Start of DATA ENTRIES

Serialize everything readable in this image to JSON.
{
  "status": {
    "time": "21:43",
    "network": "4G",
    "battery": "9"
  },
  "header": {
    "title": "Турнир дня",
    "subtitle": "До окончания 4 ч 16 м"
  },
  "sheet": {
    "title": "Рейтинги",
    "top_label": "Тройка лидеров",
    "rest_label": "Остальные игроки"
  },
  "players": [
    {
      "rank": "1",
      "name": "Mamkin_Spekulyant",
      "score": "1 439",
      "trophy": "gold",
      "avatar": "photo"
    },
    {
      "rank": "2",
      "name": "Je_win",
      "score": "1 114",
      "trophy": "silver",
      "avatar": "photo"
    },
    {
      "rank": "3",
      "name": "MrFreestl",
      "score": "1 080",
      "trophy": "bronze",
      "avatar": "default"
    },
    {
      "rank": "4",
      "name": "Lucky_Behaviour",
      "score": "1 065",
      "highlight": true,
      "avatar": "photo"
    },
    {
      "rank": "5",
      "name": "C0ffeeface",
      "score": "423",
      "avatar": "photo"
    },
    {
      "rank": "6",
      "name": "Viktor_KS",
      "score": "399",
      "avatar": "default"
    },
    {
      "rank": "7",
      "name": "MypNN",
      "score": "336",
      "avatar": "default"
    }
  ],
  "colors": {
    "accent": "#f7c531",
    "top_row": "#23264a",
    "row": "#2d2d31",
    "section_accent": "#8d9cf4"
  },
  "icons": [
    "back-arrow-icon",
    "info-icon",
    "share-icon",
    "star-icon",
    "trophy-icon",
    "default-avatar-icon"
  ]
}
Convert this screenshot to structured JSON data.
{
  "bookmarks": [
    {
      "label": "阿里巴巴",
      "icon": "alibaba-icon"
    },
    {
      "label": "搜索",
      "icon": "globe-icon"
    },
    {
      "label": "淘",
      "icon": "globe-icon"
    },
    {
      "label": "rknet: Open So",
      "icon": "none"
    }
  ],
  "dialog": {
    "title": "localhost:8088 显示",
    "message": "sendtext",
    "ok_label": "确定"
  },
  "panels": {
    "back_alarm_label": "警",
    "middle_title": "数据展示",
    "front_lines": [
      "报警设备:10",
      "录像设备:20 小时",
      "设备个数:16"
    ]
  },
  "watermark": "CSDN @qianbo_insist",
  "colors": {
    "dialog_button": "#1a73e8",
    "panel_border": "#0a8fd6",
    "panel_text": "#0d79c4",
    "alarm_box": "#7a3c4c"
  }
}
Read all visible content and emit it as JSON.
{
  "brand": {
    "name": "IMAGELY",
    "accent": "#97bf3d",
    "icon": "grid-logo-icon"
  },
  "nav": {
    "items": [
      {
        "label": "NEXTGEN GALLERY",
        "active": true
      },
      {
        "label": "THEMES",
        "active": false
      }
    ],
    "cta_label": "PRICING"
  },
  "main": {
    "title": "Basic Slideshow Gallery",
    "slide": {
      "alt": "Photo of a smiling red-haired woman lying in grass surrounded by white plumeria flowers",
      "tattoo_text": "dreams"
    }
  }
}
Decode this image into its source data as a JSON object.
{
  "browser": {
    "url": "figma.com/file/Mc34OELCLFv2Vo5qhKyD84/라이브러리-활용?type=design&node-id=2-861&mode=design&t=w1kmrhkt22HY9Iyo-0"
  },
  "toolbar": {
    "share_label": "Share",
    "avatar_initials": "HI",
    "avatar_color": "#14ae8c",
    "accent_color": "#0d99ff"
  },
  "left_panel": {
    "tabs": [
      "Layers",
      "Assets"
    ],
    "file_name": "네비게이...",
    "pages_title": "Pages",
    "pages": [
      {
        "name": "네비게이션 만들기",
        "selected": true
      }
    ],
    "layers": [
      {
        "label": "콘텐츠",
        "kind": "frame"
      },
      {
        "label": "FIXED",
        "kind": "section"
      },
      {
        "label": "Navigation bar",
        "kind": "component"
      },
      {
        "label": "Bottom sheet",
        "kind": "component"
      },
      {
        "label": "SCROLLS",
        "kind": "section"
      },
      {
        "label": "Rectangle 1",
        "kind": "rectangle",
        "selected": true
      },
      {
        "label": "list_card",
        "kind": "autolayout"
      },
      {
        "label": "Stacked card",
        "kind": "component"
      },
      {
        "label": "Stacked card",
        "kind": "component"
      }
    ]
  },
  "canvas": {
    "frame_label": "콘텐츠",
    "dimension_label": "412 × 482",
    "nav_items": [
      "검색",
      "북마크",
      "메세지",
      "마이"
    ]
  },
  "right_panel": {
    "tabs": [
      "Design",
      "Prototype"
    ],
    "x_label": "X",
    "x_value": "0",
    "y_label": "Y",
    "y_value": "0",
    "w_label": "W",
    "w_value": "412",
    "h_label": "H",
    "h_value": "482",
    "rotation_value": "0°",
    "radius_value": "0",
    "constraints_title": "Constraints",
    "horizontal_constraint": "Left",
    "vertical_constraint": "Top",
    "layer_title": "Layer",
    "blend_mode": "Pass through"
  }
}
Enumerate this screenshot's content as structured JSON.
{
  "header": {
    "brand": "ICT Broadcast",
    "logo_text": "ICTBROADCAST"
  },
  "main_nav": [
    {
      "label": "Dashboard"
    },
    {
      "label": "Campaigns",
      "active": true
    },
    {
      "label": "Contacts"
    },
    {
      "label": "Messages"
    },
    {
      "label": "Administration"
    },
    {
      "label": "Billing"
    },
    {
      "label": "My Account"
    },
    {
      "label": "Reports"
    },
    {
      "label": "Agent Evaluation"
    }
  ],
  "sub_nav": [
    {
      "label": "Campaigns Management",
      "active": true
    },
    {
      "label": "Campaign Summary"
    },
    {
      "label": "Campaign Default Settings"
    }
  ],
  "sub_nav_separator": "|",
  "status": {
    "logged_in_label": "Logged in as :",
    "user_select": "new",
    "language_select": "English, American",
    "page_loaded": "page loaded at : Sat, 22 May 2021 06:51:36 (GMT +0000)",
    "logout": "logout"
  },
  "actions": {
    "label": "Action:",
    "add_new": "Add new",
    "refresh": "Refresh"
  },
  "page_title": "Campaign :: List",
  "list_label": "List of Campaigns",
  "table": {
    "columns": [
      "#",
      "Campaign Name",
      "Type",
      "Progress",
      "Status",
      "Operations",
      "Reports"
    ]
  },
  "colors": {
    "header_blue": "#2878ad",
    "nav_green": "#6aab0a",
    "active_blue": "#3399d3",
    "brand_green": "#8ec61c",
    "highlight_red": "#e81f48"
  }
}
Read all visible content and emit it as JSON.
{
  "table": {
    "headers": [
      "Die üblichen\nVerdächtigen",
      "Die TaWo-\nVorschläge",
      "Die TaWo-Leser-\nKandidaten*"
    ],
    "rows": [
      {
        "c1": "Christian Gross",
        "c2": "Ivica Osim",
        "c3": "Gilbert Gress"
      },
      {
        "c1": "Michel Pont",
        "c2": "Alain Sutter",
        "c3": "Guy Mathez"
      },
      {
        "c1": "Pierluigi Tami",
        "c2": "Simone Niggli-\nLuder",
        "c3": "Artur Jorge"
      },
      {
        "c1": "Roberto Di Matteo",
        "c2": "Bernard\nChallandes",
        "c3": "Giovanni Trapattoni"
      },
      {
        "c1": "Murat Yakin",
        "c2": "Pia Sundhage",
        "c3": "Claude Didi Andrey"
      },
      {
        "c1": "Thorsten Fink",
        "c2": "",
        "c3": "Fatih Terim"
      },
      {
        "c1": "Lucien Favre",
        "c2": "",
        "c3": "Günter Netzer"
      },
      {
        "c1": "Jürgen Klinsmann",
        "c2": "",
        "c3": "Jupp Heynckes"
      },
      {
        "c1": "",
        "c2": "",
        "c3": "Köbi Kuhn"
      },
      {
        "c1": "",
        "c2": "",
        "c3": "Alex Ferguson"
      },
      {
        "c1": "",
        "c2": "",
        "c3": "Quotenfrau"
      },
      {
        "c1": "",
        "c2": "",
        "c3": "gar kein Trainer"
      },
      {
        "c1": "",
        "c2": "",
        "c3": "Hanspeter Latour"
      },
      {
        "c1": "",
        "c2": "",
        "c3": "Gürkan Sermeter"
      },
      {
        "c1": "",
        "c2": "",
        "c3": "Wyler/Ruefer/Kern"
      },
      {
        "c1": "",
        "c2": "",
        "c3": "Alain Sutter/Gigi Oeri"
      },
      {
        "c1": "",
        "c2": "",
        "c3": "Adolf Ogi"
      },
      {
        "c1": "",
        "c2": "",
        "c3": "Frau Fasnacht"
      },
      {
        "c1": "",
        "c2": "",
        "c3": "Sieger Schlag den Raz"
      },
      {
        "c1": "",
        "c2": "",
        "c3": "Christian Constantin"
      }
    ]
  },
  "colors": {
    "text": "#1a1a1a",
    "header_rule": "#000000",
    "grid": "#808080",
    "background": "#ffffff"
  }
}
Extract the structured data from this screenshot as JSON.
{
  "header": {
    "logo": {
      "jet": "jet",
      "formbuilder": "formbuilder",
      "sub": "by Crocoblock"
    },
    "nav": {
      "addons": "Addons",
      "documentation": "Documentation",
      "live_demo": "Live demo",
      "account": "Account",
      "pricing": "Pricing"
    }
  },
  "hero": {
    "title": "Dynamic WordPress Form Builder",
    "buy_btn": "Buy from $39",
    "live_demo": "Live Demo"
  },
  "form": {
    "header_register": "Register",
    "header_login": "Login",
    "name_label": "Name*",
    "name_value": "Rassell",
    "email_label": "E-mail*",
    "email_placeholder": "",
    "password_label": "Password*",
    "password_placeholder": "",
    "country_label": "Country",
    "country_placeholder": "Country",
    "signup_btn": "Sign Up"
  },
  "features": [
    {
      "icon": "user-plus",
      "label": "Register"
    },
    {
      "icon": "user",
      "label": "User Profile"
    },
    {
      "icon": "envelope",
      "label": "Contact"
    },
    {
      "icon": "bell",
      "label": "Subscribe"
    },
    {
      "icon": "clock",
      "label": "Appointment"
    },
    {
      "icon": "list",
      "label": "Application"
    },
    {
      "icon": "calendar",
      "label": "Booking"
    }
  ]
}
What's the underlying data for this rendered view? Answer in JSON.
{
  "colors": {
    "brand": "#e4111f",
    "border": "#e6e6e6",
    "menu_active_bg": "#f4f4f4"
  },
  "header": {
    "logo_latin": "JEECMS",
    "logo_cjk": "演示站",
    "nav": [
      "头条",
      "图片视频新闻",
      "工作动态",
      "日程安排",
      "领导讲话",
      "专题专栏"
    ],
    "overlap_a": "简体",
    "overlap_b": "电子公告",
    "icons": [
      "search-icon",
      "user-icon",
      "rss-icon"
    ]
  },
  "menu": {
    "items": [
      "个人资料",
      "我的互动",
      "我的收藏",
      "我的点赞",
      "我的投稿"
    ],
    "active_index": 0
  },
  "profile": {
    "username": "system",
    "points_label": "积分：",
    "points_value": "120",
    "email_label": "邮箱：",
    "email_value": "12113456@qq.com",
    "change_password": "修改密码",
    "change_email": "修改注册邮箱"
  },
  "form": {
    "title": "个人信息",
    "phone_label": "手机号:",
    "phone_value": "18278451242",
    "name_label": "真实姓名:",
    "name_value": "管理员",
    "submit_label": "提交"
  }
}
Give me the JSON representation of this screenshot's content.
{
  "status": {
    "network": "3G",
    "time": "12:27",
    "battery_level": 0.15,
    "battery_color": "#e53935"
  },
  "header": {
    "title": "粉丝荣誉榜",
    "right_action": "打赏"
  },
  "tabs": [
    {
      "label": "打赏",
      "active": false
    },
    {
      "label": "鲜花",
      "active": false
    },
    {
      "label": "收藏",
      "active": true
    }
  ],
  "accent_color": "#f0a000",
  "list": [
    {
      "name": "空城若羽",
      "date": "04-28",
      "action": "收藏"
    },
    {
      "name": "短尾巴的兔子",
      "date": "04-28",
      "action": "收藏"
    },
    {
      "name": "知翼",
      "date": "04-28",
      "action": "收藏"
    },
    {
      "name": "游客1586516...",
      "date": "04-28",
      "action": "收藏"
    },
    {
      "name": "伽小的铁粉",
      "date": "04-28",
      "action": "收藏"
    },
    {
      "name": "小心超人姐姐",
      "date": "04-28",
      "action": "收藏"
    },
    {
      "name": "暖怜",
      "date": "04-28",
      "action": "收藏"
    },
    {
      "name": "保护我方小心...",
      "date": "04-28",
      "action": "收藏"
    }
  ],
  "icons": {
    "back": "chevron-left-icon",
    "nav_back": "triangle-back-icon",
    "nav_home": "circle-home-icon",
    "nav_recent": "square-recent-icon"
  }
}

End of DATA ENTRIES

● PROMPT
Of the lines in the material above, state how many contain the string "from"; give no other text.

● RESULT
2